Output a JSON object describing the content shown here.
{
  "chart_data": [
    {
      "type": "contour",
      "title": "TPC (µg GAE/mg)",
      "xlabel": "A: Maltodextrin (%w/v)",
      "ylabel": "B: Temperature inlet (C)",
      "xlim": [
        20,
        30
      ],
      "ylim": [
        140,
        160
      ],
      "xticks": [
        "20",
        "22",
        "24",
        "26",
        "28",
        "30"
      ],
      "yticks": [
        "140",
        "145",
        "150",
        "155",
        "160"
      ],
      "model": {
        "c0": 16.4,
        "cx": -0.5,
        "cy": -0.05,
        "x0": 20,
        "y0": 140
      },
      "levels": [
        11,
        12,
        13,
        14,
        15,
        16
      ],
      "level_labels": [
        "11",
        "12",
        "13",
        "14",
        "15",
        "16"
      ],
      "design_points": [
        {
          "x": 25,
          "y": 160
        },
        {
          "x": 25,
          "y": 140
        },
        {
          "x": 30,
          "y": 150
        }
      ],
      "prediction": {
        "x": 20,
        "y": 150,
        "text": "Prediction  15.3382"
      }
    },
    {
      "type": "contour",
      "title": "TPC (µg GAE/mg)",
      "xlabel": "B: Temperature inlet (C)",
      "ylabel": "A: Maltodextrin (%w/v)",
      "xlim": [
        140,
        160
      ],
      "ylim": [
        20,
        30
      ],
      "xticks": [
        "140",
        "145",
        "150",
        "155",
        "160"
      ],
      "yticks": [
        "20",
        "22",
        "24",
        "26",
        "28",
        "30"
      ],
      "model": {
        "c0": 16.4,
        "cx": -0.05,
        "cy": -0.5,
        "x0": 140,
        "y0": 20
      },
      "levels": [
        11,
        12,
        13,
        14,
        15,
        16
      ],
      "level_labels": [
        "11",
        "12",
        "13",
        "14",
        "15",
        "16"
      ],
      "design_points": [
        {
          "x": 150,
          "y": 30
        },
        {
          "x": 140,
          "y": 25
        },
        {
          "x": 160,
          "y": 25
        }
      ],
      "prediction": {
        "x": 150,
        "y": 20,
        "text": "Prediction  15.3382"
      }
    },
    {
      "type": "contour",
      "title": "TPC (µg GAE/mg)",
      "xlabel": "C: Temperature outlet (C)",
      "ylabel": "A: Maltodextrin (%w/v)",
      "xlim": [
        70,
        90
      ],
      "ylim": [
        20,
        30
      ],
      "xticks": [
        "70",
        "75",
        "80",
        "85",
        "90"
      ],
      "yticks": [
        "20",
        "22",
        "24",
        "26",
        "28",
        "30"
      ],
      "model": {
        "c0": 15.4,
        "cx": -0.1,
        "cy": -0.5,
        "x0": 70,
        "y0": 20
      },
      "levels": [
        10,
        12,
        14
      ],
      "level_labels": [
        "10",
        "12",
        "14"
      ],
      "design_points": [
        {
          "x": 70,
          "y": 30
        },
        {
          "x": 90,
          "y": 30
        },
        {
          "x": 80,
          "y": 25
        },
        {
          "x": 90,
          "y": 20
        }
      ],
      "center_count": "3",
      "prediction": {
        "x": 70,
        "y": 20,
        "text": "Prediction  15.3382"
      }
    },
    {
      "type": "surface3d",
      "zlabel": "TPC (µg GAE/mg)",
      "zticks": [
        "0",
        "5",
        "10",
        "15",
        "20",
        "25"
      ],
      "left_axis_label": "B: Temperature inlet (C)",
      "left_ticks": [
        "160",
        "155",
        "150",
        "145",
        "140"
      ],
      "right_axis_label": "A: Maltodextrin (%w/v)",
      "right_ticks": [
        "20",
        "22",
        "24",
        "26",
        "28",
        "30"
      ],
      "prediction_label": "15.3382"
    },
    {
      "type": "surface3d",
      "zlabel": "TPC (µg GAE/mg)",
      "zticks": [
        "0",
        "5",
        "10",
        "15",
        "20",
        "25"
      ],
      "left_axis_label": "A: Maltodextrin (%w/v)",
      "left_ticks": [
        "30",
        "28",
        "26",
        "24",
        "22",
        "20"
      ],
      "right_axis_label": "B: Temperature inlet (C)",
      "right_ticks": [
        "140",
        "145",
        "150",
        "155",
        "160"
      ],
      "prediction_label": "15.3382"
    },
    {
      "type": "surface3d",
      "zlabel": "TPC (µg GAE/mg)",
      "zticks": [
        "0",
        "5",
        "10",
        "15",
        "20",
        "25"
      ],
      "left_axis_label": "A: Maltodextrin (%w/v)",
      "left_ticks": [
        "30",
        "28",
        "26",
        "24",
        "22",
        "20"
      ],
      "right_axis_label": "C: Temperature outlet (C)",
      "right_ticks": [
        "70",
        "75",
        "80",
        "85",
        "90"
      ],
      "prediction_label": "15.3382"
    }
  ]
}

__________________________________________________

> [Task brief] Set out every line from the material that contains the string "inlet".

> [Response for this exercise]
      "ylabel": "B: Temperature inlet (C)",
      "xlabel": "B: Temperature inlet (C)",
      "left_axis_label": "B: Temperature inlet (C)",
      "right_axis_label": "B: Temperature inlet (C)",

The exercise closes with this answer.